Dataset items:
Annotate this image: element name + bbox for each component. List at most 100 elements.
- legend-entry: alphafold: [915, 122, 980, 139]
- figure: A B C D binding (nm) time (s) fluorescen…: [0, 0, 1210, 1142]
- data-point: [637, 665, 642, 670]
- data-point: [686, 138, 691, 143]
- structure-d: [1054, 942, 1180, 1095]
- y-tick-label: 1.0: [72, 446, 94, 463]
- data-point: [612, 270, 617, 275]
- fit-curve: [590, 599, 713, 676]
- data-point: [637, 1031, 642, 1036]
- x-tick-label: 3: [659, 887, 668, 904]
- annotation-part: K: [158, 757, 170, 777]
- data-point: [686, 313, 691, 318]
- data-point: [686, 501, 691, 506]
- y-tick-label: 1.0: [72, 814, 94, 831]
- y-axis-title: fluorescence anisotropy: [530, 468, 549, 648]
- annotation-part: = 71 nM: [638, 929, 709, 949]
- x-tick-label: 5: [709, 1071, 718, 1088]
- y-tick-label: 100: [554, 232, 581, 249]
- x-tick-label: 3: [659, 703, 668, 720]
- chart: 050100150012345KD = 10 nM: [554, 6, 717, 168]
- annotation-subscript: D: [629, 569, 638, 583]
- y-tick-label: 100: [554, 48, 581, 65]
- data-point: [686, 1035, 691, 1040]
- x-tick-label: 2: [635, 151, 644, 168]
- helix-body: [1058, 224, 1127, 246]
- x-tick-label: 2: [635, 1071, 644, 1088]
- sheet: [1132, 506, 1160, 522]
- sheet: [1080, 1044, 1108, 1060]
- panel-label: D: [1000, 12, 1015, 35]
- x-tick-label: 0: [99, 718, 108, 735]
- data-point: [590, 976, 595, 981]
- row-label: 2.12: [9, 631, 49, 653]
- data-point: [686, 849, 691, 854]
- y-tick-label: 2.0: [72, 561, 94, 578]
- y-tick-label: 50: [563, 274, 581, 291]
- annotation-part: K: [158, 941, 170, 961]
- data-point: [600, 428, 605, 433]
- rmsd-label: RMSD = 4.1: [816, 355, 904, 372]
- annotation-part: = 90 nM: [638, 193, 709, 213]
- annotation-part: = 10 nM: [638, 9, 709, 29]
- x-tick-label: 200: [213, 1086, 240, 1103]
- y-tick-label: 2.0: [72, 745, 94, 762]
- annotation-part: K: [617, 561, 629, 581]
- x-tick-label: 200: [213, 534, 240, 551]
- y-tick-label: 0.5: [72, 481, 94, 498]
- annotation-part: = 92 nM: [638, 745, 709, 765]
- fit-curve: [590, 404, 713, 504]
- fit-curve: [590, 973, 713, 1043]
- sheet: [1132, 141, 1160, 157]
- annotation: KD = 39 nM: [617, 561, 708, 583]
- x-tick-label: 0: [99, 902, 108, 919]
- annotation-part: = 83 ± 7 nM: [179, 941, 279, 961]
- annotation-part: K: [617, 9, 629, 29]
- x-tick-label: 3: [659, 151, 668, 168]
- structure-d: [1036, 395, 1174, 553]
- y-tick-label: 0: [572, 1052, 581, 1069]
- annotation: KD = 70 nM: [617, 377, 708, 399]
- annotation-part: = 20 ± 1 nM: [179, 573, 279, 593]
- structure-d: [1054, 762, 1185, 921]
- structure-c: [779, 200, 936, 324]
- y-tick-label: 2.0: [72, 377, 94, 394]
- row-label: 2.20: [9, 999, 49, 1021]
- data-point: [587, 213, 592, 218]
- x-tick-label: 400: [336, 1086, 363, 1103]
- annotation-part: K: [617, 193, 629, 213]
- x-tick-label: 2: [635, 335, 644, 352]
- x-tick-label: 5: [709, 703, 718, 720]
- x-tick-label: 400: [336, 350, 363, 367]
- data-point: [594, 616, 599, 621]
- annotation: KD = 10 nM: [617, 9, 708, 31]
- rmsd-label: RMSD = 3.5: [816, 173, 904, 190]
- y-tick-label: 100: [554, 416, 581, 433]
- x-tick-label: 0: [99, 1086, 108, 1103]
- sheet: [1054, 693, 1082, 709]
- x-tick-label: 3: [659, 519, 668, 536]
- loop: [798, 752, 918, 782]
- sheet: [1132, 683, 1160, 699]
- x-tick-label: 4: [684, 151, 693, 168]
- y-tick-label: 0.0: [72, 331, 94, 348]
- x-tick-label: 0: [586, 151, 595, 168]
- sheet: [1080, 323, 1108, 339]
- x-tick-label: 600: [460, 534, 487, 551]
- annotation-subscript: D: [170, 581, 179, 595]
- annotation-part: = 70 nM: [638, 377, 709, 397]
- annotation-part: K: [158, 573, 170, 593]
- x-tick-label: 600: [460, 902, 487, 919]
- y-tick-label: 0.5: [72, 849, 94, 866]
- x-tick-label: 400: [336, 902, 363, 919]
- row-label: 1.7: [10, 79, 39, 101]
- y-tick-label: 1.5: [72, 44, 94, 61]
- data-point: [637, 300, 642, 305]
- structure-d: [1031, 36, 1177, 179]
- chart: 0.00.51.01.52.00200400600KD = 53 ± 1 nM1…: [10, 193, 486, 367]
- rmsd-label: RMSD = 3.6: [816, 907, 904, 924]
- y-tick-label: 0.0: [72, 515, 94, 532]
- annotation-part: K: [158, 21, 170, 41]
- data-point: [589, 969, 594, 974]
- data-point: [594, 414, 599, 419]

Goal: Arrange every line of the material above as a numbered list, leaving out any blank lines.

Answer to this task:
1. Annotate this image: element name + bbox for each component. List at most 100 elements.
2. - legend-entry: alphafold: [915, 122, 980, 139]
3. - figure: A B C D binding (nm) time (s) fluorescen…: [0, 0, 1210, 1142]
4. - data-point: [637, 665, 642, 670]
5. - data-point: [686, 138, 691, 143]
6. - structure-d: [1054, 942, 1180, 1095]
7. - y-tick-label: 1.0: [72, 446, 94, 463]
8. - data-point: [612, 270, 617, 275]
9. - fit-curve: [590, 599, 713, 676]
10. - data-point: [637, 1031, 642, 1036]
11. - x-tick-label: 3: [659, 887, 668, 904]
12. - annotation-part: K: [158, 757, 170, 777]
13. - data-point: [686, 313, 691, 318]
14. - data-point: [686, 501, 691, 506]
15. - y-tick-label: 1.0: [72, 814, 94, 831]
16. - y-axis-title: fluorescence anisotropy: [530, 468, 549, 648]
17. - annotation-part: = 71 nM: [638, 929, 709, 949]
18. - x-tick-label: 5: [709, 1071, 718, 1088]
19. - y-tick-label: 100: [554, 232, 581, 249]
20. - x-tick-label: 3: [659, 703, 668, 720]
21. - chart: 050100150012345KD = 10 nM: [554, 6, 717, 168]
22. - annotation-subscript: D: [629, 569, 638, 583]
23. - y-tick-label: 100: [554, 48, 581, 65]
24. - data-point: [686, 1035, 691, 1040]
25. - x-tick-label: 2: [635, 151, 644, 168]
26. - helix-body: [1058, 224, 1127, 246]
27. - x-tick-label: 2: [635, 1071, 644, 1088]
28. - sheet: [1132, 506, 1160, 522]
29. - sheet: [1080, 1044, 1108, 1060]
30. - panel-label: D: [1000, 12, 1015, 35]
31. - x-tick-label: 0: [99, 718, 108, 735]
32. - data-point: [590, 976, 595, 981]
33. - row-label: 2.12: [9, 631, 49, 653]
34. - data-point: [686, 849, 691, 854]
35. - y-tick-label: 2.0: [72, 561, 94, 578]
36. - y-tick-label: 50: [563, 274, 581, 291]
37. - annotation-part: K: [158, 941, 170, 961]
38. - data-point: [600, 428, 605, 433]
39. - rmsd-label: RMSD = 4.1: [816, 355, 904, 372]
40. - annotation-part: = 90 nM: [638, 193, 709, 213]
41. - annotation-part: = 10 nM: [638, 9, 709, 29]
42. - x-tick-label: 200: [213, 1086, 240, 1103]
43. - y-tick-label: 2.0: [72, 745, 94, 762]
44. - annotation-part: K: [617, 561, 629, 581]
45. - x-tick-label: 200: [213, 534, 240, 551]
46. - y-tick-label: 0.5: [72, 481, 94, 498]
47. - annotation-part: = 92 nM: [638, 745, 709, 765]
48. - fit-curve: [590, 404, 713, 504]
49. - fit-curve: [590, 973, 713, 1043]
50. - sheet: [1132, 141, 1160, 157]
51. - annotation: KD = 39 nM: [617, 561, 708, 583]
52. - x-tick-label: 0: [99, 902, 108, 919]
53. - annotation-part: = 83 ± 7 nM: [179, 941, 279, 961]
54. - annotation-part: K: [617, 9, 629, 29]
55. - x-tick-label: 3: [659, 151, 668, 168]
56. - structure-d: [1036, 395, 1174, 553]
57. - y-tick-label: 0: [572, 1052, 581, 1069]
58. - annotation: KD = 70 nM: [617, 377, 708, 399]
59. - annotation-part: = 20 ± 1 nM: [179, 573, 279, 593]
60. - structure-d: [1054, 762, 1185, 921]
61. - structure-c: [779, 200, 936, 324]
62. - y-tick-label: 2.0: [72, 377, 94, 394]
63. - row-label: 2.20: [9, 999, 49, 1021]
64. - data-point: [587, 213, 592, 218]
65. - x-tick-label: 400: [336, 1086, 363, 1103]
66. - annotation-part: K: [617, 193, 629, 213]
67. - x-tick-label: 2: [635, 335, 644, 352]
68. - x-tick-label: 5: [709, 703, 718, 720]
69. - x-tick-label: 400: [336, 350, 363, 367]
70. - data-point: [594, 616, 599, 621]
71. - annotation: KD = 10 nM: [617, 9, 708, 31]
72. - rmsd-label: RMSD = 3.5: [816, 173, 904, 190]
73. - y-tick-label: 100: [554, 416, 581, 433]
74. - x-tick-label: 0: [99, 1086, 108, 1103]
75. - sheet: [1054, 693, 1082, 709]
76. - x-tick-label: 3: [659, 519, 668, 536]
77. - loop: [798, 752, 918, 782]
78. - sheet: [1132, 683, 1160, 699]
79. - x-tick-label: 4: [684, 151, 693, 168]
80. - y-tick-label: 0.0: [72, 331, 94, 348]
81. - x-tick-label: 0: [586, 151, 595, 168]
82. - sheet: [1080, 323, 1108, 339]
83. - x-tick-label: 600: [460, 534, 487, 551]
84. - annotation-subscript: D: [170, 581, 179, 595]
85. - annotation-part: = 70 nM: [638, 377, 709, 397]
86. - annotation-part: K: [158, 573, 170, 593]
87. - x-tick-label: 600: [460, 902, 487, 919]
88. - y-tick-label: 0.5: [72, 849, 94, 866]
89. - x-tick-label: 400: [336, 902, 363, 919]
90. - row-label: 1.7: [10, 79, 39, 101]
91. - y-tick-label: 1.5: [72, 44, 94, 61]
92. - data-point: [637, 300, 642, 305]
93. - structure-d: [1031, 36, 1177, 179]
94. - chart: 0.00.51.01.52.00200400600KD = 53 ± 1 nM1…: [10, 193, 486, 367]
95. - rmsd-label: RMSD = 3.6: [816, 907, 904, 924]
96. - y-tick-label: 0.0: [72, 515, 94, 532]
97. - annotation-part: K: [158, 21, 170, 41]
98. - data-point: [589, 969, 594, 974]
99. - data-point: [594, 414, 599, 419]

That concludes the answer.